Dataset records:
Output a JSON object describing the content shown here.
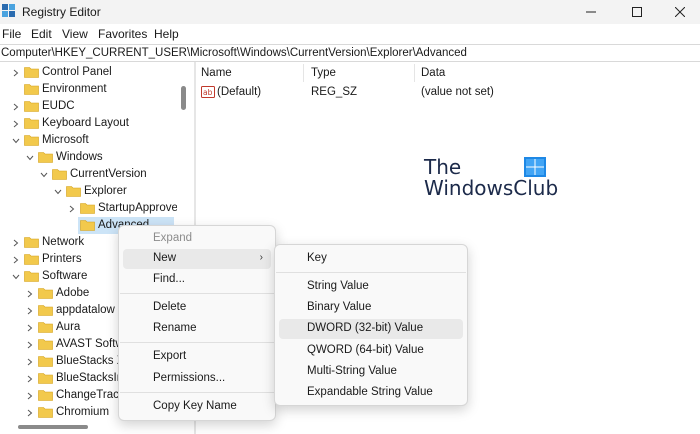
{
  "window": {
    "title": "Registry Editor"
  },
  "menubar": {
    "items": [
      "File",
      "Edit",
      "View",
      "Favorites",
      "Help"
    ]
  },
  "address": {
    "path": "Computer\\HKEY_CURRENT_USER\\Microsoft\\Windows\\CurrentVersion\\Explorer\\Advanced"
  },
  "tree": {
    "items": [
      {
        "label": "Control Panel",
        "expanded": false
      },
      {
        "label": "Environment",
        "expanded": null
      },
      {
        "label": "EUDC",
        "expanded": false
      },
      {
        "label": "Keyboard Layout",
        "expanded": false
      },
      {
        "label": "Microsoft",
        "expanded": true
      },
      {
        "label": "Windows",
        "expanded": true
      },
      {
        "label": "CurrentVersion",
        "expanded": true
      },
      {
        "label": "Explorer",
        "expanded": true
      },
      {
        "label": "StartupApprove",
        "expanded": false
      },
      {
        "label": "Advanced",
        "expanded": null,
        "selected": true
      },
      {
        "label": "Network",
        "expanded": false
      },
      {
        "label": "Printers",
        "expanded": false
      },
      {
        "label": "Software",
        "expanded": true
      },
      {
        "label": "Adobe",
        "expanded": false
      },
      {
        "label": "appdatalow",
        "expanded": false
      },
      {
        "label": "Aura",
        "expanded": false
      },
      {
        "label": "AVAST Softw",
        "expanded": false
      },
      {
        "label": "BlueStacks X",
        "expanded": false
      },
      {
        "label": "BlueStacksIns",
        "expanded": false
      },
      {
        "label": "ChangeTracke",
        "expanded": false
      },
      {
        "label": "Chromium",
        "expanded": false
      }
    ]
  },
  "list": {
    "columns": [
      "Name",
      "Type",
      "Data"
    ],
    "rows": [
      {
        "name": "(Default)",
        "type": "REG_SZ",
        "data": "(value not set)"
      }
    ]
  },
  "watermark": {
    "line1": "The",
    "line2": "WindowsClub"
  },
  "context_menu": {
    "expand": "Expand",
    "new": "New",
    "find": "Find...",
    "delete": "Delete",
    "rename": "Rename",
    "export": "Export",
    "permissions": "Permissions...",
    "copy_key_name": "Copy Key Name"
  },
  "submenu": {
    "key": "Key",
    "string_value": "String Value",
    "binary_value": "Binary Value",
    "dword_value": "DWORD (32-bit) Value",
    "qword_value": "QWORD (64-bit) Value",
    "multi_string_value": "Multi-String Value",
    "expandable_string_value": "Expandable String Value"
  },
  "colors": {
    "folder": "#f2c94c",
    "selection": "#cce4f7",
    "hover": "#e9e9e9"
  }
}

---

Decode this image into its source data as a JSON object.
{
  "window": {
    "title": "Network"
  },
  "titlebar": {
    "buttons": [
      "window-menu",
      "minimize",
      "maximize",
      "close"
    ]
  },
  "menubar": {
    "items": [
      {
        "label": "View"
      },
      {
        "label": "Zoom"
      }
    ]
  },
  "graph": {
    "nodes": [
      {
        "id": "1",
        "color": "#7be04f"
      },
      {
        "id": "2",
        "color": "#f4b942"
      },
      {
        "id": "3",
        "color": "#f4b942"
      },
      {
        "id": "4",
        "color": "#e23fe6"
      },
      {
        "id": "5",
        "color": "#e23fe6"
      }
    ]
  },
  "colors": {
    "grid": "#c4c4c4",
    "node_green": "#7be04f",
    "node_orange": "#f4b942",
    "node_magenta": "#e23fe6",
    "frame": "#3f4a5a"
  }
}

AIM :: Find the lines above holding the word "CurrentVersion" and show them.

WORKED SOLUTION ::
    "path": "Computer\\HKEY_CURRENT_USER\\Microsoft\\Windows\\CurrentVersion\\Explorer\\Advanced"
        "label": "CurrentVersion",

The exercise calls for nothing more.